start DATASET ROWS
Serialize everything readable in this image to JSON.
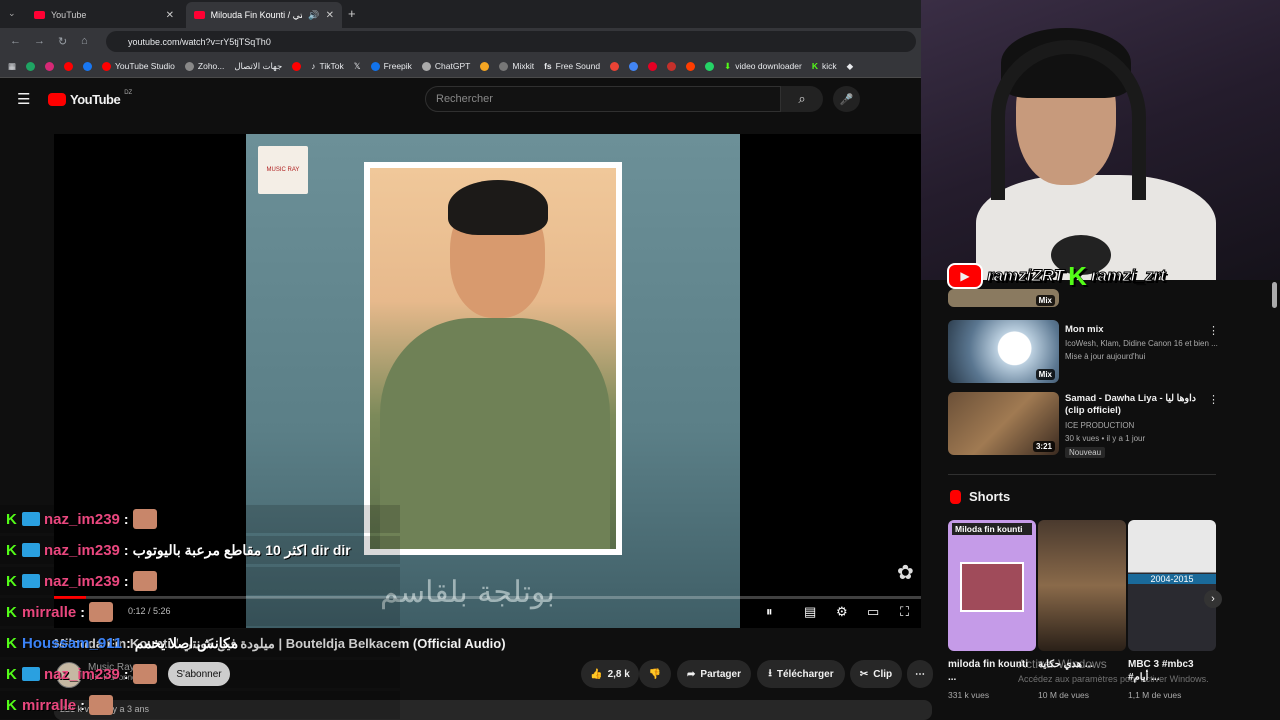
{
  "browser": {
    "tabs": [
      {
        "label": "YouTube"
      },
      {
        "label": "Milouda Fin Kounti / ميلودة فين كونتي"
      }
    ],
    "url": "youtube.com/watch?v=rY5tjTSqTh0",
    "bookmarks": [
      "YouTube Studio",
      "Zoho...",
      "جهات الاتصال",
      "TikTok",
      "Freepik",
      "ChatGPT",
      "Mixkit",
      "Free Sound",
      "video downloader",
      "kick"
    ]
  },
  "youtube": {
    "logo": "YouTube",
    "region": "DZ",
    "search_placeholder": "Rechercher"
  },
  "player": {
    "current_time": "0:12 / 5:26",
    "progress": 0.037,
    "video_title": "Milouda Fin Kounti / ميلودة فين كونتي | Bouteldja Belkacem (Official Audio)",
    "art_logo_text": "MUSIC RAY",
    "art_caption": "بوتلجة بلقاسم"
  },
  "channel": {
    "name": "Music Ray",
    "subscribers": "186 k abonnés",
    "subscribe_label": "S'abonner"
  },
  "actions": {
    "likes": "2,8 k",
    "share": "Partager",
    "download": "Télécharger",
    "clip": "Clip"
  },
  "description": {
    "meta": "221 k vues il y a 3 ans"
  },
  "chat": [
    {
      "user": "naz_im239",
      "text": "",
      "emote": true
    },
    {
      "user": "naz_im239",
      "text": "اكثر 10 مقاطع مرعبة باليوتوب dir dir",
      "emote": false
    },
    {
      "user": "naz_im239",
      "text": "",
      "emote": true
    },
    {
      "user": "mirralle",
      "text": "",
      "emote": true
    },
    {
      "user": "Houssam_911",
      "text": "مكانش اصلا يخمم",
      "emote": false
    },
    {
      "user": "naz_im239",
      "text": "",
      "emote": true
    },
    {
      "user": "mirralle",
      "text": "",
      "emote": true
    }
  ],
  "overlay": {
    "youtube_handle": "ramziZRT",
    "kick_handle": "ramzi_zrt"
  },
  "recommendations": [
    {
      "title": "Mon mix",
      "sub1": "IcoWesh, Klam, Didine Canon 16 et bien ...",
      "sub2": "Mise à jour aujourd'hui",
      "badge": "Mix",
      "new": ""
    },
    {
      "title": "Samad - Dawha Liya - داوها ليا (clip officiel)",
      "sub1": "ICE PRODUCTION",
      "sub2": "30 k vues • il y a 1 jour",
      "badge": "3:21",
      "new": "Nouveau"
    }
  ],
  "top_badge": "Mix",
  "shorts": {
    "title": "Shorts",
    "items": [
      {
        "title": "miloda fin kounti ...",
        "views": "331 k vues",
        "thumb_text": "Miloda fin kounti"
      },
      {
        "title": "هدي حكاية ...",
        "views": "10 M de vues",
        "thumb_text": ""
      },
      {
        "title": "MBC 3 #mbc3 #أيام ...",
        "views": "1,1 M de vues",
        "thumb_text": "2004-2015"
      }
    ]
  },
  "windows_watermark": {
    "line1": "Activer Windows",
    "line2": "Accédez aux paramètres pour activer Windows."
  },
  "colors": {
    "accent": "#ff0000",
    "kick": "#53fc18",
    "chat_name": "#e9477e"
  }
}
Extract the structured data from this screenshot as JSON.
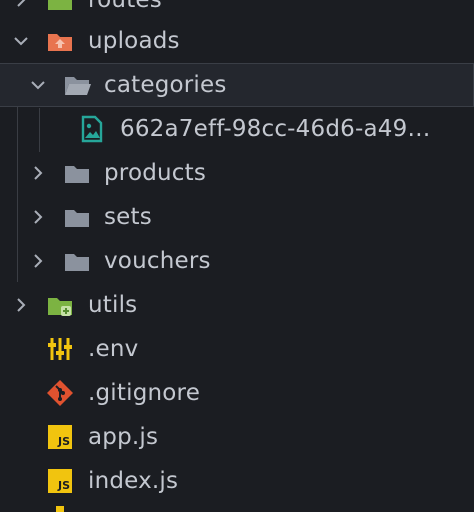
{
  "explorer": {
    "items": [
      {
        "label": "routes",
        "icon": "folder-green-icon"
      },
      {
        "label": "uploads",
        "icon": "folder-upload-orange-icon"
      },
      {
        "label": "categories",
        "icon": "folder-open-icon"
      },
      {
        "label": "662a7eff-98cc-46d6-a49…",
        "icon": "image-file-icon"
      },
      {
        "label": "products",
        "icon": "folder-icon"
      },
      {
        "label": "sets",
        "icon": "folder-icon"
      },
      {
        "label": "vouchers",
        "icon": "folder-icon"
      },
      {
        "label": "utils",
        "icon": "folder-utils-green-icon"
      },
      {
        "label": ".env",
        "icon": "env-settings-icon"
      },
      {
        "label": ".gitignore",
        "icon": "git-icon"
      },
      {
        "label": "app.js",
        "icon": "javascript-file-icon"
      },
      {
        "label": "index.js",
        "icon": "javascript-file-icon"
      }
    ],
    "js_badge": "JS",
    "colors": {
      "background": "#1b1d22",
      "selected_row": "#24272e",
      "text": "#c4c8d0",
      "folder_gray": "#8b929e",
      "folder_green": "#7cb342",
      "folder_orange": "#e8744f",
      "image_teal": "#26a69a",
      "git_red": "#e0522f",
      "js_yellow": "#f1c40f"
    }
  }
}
end DATASET ROWS
▶ **PROBLEM DESCRIPTION**
Copy out all the data exactly; skip the pictures.

▶ **RESULT**
Serialize everything readable in this image to JSON.
{
  "browser": {
    "tabs": [
      {
        "label": "YouTube"
      },
      {
        "label": "Milouda Fin Kounti / ميلودة فين كونتي"
      }
    ],
    "url": "youtube.com/watch?v=rY5tjTSqTh0",
    "bookmarks": [
      "YouTube Studio",
      "Zoho...",
      "جهات الاتصال",
      "TikTok",
      "Freepik",
      "ChatGPT",
      "Mixkit",
      "Free Sound",
      "video downloader",
      "kick"
    ]
  },
  "youtube": {
    "logo": "YouTube",
    "region": "DZ",
    "search_placeholder": "Rechercher"
  },
  "player": {
    "current_time": "0:12 / 5:26",
    "progress": 0.037,
    "video_title": "Milouda Fin Kounti / ميلودة فين كونتي | Bouteldja Belkacem (Official Audio)",
    "art_logo_text": "MUSIC RAY",
    "art_caption": "بوتلجة بلقاسم"
  },
  "channel": {
    "name": "Music Ray",
    "subscribers": "186 k abonnés",
    "subscribe_label": "S'abonner"
  },
  "actions": {
    "likes": "2,8 k",
    "share": "Partager",
    "download": "Télécharger",
    "clip": "Clip"
  },
  "description": {
    "meta": "221 k vues il y a 3 ans"
  },
  "chat": [
    {
      "user": "naz_im239",
      "text": "",
      "emote": true
    },
    {
      "user": "naz_im239",
      "text": "اكثر 10 مقاطع مرعبة باليوتوب dir dir",
      "emote": false
    },
    {
      "user": "naz_im239",
      "text": "",
      "emote": true
    },
    {
      "user": "mirralle",
      "text": "",
      "emote": true
    },
    {
      "user": "Houssam_911",
      "text": "مكانش اصلا يخمم",
      "emote": false
    },
    {
      "user": "naz_im239",
      "text": "",
      "emote": true
    },
    {
      "user": "mirralle",
      "text": "",
      "emote": true
    }
  ],
  "overlay": {
    "youtube_handle": "ramziZRT",
    "kick_handle": "ramzi_zrt"
  },
  "recommendations": [
    {
      "title": "Mon mix",
      "sub1": "IcoWesh, Klam, Didine Canon 16 et bien ...",
      "sub2": "Mise à jour aujourd'hui",
      "badge": "Mix",
      "new": ""
    },
    {
      "title": "Samad - Dawha Liya - داوها ليا (clip officiel)",
      "sub1": "ICE PRODUCTION",
      "sub2": "30 k vues • il y a 1 jour",
      "badge": "3:21",
      "new": "Nouveau"
    }
  ],
  "top_badge": "Mix",
  "shorts": {
    "title": "Shorts",
    "items": [
      {
        "title": "miloda fin kounti ...",
        "views": "331 k vues",
        "thumb_text": "Miloda fin kounti"
      },
      {
        "title": "هدي حكاية ...",
        "views": "10 M de vues",
        "thumb_text": ""
      },
      {
        "title": "MBC 3 #mbc3 #أيام ...",
        "views": "1,1 M de vues",
        "thumb_text": "2004-2015"
      }
    ]
  },
  "windows_watermark": {
    "line1": "Activer Windows",
    "line2": "Accédez aux paramètres pour activer Windows."
  },
  "colors": {
    "accent": "#ff0000",
    "kick": "#53fc18",
    "chat_name": "#e9477e"
  }
}
Extract the structured data from this screenshot as JSON.
{
  "explorer": {
    "items": [
      {
        "label": "routes",
        "icon": "folder-green-icon"
      },
      {
        "label": "uploads",
        "icon": "folder-upload-orange-icon"
      },
      {
        "label": "categories",
        "icon": "folder-open-icon"
      },
      {
        "label": "662a7eff-98cc-46d6-a49…",
        "icon": "image-file-icon"
      },
      {
        "label": "products",
        "icon": "folder-icon"
      },
      {
        "label": "sets",
        "icon": "folder-icon"
      },
      {
        "label": "vouchers",
        "icon": "folder-icon"
      },
      {
        "label": "utils",
        "icon": "folder-utils-green-icon"
      },
      {
        "label": ".env",
        "icon": "env-settings-icon"
      },
      {
        "label": ".gitignore",
        "icon": "git-icon"
      },
      {
        "label": "app.js",
        "icon": "javascript-file-icon"
      },
      {
        "label": "index.js",
        "icon": "javascript-file-icon"
      }
    ],
    "js_badge": "JS",
    "colors": {
      "background": "#1b1d22",
      "selected_row": "#24272e",
      "text": "#c4c8d0",
      "folder_gray": "#8b929e",
      "folder_green": "#7cb342",
      "folder_orange": "#e8744f",
      "image_teal": "#26a69a",
      "git_red": "#e0522f",
      "js_yellow": "#f1c40f"
    }
  }
}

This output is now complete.